[Stored data]
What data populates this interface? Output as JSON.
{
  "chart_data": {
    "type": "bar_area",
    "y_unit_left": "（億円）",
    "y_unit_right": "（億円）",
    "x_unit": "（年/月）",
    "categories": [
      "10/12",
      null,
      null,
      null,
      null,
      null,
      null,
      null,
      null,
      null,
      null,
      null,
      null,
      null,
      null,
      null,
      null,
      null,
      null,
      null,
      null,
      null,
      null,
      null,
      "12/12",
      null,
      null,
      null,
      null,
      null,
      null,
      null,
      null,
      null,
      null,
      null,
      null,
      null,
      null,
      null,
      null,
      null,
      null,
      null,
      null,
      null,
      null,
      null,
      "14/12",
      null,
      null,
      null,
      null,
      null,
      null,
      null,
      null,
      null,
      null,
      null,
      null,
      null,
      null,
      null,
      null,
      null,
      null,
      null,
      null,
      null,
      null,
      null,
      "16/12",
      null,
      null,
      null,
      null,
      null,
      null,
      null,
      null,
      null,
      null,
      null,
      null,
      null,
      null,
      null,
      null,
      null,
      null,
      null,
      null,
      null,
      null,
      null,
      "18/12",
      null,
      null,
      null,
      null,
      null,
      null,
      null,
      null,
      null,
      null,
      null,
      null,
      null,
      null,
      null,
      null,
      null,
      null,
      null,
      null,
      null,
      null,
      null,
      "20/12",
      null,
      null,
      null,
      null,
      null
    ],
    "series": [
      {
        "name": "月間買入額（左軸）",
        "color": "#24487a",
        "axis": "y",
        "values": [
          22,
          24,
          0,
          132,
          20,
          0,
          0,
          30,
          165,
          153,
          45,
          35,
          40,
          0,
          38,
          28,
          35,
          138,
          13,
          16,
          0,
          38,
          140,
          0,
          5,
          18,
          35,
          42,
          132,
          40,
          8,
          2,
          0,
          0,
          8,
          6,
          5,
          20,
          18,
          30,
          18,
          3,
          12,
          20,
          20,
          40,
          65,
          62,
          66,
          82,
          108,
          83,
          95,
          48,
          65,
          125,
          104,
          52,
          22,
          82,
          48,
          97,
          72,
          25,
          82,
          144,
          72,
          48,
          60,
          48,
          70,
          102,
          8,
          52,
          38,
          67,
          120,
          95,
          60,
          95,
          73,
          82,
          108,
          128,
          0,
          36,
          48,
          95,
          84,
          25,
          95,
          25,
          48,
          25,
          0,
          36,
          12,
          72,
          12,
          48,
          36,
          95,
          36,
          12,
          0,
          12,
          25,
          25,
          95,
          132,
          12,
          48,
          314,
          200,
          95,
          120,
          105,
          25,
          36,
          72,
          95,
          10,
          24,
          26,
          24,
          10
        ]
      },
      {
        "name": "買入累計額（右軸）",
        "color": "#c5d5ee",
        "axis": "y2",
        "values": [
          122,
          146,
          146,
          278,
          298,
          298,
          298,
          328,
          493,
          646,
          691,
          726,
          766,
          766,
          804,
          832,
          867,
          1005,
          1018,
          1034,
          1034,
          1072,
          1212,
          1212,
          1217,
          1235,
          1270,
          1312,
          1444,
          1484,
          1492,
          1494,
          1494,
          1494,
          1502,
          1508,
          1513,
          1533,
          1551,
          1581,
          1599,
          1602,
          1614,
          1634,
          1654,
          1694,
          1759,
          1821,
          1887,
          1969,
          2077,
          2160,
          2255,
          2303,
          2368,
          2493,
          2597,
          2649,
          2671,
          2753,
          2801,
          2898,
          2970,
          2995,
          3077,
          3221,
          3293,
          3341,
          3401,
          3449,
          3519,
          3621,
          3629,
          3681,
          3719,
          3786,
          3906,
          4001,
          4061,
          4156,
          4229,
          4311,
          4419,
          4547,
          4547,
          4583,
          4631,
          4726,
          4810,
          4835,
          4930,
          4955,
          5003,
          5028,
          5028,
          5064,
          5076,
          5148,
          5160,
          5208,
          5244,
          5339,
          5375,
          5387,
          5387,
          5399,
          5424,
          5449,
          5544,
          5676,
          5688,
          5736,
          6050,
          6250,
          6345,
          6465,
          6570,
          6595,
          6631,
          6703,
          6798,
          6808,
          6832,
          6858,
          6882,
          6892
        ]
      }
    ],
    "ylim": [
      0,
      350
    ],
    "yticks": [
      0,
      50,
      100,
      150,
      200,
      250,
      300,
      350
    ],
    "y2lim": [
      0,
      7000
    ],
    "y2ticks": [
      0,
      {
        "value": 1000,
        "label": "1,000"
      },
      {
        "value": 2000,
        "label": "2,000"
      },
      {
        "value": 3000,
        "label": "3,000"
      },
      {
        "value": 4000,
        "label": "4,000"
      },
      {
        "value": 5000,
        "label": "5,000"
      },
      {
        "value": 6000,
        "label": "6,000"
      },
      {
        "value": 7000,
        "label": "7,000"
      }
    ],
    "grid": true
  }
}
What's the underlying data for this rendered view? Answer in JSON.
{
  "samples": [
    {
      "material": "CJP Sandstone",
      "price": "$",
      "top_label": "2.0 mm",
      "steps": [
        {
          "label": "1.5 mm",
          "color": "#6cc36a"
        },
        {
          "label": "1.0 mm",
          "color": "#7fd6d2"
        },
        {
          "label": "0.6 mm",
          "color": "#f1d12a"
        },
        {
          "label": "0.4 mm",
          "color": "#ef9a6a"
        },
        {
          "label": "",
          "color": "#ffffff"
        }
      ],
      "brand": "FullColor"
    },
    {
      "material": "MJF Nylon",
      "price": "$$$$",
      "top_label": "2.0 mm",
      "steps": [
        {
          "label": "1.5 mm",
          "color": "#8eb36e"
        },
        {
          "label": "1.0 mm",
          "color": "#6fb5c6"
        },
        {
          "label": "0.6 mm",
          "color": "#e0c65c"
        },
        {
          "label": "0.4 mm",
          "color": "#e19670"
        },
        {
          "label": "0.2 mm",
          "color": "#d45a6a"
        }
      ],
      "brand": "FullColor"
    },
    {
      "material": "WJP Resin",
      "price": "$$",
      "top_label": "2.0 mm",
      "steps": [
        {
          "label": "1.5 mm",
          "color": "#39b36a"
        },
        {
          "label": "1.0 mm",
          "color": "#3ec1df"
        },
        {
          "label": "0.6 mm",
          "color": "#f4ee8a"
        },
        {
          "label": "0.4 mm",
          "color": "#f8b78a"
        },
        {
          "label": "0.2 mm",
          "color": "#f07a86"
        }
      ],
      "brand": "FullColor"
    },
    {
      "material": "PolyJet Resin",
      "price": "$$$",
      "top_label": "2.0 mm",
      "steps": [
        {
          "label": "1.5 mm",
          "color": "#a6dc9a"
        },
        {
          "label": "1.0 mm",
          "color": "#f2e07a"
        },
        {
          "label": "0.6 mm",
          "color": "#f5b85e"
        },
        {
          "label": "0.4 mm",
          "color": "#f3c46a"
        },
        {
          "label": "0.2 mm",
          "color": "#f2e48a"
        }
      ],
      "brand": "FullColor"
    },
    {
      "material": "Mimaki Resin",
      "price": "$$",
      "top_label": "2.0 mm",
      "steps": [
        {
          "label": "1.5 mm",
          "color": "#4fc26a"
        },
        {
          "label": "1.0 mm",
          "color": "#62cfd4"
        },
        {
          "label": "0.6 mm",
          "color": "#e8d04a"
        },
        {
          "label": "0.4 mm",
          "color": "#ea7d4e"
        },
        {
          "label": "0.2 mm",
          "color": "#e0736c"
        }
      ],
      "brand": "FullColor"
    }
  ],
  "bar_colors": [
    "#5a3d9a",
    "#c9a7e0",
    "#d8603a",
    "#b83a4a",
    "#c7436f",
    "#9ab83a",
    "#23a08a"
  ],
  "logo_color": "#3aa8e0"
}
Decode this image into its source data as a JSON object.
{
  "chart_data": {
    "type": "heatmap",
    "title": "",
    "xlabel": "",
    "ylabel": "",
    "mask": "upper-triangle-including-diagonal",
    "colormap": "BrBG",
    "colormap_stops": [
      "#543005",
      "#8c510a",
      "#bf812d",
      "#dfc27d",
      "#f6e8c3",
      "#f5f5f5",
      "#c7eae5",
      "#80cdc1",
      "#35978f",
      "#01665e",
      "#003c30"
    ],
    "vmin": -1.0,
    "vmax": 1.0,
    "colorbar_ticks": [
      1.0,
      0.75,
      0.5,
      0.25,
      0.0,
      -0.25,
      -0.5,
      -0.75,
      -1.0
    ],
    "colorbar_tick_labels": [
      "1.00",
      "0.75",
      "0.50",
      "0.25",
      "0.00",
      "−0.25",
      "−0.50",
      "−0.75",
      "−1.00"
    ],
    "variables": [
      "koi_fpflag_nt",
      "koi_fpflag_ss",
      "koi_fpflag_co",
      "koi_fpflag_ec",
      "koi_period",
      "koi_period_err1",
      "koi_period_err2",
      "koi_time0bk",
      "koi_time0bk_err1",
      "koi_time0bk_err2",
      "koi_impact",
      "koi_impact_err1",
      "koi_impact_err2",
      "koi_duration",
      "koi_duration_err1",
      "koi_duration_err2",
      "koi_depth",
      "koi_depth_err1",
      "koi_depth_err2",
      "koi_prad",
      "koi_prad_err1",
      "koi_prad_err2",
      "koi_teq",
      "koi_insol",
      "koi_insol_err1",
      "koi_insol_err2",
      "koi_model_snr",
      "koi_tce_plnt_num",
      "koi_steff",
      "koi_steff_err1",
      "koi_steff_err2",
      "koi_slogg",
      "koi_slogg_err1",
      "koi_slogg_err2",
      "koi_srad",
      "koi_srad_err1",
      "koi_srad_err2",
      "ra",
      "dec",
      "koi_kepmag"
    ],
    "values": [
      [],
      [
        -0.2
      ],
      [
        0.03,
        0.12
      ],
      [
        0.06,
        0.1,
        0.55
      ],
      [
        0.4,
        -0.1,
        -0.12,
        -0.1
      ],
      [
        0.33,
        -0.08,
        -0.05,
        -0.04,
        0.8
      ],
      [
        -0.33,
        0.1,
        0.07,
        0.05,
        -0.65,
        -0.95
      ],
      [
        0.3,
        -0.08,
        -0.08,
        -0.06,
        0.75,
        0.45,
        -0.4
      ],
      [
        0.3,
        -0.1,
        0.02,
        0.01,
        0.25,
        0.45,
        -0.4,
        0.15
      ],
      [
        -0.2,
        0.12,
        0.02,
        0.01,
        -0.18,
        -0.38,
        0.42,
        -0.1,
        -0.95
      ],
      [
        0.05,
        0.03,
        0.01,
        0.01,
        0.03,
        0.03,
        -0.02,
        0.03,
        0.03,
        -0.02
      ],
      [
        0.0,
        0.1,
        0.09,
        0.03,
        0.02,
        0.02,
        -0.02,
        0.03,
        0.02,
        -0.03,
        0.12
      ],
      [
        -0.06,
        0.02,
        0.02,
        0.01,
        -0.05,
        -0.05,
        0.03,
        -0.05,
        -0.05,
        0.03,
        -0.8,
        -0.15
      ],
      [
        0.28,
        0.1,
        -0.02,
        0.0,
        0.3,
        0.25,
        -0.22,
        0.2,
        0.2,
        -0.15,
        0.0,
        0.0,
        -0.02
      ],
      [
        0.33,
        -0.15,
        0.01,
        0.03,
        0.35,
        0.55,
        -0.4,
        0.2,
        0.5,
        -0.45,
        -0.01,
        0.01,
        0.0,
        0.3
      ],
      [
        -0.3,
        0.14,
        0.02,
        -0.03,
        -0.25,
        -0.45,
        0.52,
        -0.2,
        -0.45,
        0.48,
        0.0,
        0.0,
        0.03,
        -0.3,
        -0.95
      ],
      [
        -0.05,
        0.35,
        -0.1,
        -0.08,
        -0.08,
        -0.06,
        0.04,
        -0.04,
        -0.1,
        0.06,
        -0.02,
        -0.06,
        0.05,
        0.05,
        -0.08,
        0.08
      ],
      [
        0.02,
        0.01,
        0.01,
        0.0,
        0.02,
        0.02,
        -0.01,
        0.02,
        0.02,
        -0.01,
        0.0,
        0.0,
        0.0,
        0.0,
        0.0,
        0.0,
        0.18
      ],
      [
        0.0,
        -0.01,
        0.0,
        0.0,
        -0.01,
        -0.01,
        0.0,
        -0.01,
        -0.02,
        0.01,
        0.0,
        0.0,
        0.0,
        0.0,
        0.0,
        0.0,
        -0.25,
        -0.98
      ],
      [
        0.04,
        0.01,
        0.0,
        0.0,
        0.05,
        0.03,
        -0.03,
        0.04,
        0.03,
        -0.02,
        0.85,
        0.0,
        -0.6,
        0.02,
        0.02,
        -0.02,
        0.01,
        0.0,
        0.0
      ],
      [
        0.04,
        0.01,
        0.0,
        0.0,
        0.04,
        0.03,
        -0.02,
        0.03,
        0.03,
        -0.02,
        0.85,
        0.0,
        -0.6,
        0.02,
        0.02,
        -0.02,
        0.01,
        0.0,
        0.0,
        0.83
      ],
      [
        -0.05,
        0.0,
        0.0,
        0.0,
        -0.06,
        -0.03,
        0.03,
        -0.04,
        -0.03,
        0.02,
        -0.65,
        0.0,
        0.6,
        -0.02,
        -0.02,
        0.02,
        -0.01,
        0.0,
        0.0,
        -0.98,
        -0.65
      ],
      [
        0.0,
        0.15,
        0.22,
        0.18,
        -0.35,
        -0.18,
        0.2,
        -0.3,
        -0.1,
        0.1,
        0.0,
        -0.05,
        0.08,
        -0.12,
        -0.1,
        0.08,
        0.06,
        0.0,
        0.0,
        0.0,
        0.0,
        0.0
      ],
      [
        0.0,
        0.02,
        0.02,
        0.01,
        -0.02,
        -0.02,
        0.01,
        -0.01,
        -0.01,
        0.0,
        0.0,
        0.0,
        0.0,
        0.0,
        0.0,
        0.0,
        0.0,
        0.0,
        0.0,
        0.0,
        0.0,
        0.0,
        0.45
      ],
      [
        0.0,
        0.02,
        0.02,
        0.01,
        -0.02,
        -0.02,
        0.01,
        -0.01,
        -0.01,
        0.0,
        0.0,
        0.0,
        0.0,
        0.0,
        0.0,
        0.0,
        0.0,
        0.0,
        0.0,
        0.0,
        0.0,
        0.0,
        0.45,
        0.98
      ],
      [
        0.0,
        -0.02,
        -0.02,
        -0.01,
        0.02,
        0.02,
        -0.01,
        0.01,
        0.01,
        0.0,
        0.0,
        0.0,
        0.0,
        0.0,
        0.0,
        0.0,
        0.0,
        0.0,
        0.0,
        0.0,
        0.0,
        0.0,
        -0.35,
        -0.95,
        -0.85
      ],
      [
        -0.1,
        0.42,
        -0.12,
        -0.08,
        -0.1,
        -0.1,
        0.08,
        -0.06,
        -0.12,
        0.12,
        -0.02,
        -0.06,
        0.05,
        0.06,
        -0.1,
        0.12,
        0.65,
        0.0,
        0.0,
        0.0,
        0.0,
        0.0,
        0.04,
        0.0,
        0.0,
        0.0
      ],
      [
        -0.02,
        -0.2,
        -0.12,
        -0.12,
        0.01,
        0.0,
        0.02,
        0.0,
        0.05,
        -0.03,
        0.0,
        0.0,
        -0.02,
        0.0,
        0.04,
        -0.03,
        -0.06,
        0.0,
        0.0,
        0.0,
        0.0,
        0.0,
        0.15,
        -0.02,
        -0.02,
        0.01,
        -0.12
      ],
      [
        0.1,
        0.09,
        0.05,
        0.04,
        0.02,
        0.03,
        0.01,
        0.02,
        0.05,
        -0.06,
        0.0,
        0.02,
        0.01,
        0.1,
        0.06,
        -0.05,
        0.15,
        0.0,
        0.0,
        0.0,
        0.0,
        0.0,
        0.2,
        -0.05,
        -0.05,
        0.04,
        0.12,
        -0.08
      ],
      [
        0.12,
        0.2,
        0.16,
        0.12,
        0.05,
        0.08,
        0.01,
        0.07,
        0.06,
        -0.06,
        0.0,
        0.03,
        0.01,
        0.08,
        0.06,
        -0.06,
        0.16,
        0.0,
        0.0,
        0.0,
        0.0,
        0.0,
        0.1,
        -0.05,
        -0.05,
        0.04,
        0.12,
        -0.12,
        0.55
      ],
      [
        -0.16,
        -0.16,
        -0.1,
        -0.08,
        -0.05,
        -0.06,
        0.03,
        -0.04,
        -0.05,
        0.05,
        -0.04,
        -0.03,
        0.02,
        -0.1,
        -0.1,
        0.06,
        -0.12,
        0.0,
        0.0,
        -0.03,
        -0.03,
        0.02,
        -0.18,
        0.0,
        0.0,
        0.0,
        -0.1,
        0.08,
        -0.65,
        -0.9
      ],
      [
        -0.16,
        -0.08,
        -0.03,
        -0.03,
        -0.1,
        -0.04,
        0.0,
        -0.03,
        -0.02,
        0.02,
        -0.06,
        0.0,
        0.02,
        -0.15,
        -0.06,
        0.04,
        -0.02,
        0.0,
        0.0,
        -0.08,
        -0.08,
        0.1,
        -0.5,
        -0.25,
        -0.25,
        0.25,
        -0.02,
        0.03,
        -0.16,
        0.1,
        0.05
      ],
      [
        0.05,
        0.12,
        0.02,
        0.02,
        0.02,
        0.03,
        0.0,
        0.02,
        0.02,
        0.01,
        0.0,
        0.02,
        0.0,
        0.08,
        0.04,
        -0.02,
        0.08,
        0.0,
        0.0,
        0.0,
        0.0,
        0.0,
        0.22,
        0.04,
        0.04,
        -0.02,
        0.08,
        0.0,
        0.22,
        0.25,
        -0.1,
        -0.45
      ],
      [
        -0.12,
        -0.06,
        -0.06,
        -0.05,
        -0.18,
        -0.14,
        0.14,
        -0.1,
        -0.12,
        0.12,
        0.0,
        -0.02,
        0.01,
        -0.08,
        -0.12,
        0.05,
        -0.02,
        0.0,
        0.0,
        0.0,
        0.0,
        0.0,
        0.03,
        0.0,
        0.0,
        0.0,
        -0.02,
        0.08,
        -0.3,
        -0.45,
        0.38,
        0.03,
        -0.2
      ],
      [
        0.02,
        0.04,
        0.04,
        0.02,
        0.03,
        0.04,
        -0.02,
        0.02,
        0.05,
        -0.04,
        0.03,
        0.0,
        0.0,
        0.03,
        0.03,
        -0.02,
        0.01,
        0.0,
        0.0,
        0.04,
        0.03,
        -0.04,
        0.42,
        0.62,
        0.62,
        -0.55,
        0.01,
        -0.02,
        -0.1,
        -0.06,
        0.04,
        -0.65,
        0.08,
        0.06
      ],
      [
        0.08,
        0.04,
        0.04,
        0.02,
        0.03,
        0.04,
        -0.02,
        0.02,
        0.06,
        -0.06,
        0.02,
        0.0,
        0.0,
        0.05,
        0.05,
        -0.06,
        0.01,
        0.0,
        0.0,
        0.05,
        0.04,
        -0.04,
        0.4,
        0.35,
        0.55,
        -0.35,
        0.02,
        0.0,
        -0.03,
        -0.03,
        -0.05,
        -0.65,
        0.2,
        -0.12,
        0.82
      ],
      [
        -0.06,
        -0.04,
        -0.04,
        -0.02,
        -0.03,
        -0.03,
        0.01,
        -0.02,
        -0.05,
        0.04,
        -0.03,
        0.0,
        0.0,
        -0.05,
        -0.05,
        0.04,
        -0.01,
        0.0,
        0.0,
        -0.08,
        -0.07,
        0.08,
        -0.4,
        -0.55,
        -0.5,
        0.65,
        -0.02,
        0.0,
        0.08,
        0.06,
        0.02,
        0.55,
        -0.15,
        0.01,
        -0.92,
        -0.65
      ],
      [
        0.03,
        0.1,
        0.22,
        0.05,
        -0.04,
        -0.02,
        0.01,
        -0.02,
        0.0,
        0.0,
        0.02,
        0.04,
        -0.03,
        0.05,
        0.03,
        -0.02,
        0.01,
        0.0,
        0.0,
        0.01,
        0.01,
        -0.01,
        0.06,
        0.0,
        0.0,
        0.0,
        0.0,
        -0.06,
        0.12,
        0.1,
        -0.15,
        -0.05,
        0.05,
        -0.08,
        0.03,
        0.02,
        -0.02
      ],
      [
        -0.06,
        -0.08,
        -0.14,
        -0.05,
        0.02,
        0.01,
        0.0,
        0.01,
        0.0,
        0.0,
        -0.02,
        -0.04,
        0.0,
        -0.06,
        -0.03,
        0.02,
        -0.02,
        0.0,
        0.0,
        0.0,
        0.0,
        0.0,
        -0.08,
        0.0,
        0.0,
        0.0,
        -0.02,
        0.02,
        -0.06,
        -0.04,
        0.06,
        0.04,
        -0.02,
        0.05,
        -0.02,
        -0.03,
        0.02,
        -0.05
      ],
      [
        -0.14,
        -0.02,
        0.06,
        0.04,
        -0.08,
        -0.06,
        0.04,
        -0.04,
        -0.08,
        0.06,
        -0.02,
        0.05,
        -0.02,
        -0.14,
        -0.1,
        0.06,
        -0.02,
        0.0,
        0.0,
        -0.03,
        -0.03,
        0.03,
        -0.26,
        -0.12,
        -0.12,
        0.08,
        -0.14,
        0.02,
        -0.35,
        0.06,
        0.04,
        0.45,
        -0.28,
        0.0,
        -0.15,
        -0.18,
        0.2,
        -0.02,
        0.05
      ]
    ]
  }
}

- [Exercise] State how many lines of the entries above include the word "material", offering no text other than the number.

- [Exercise solution] 5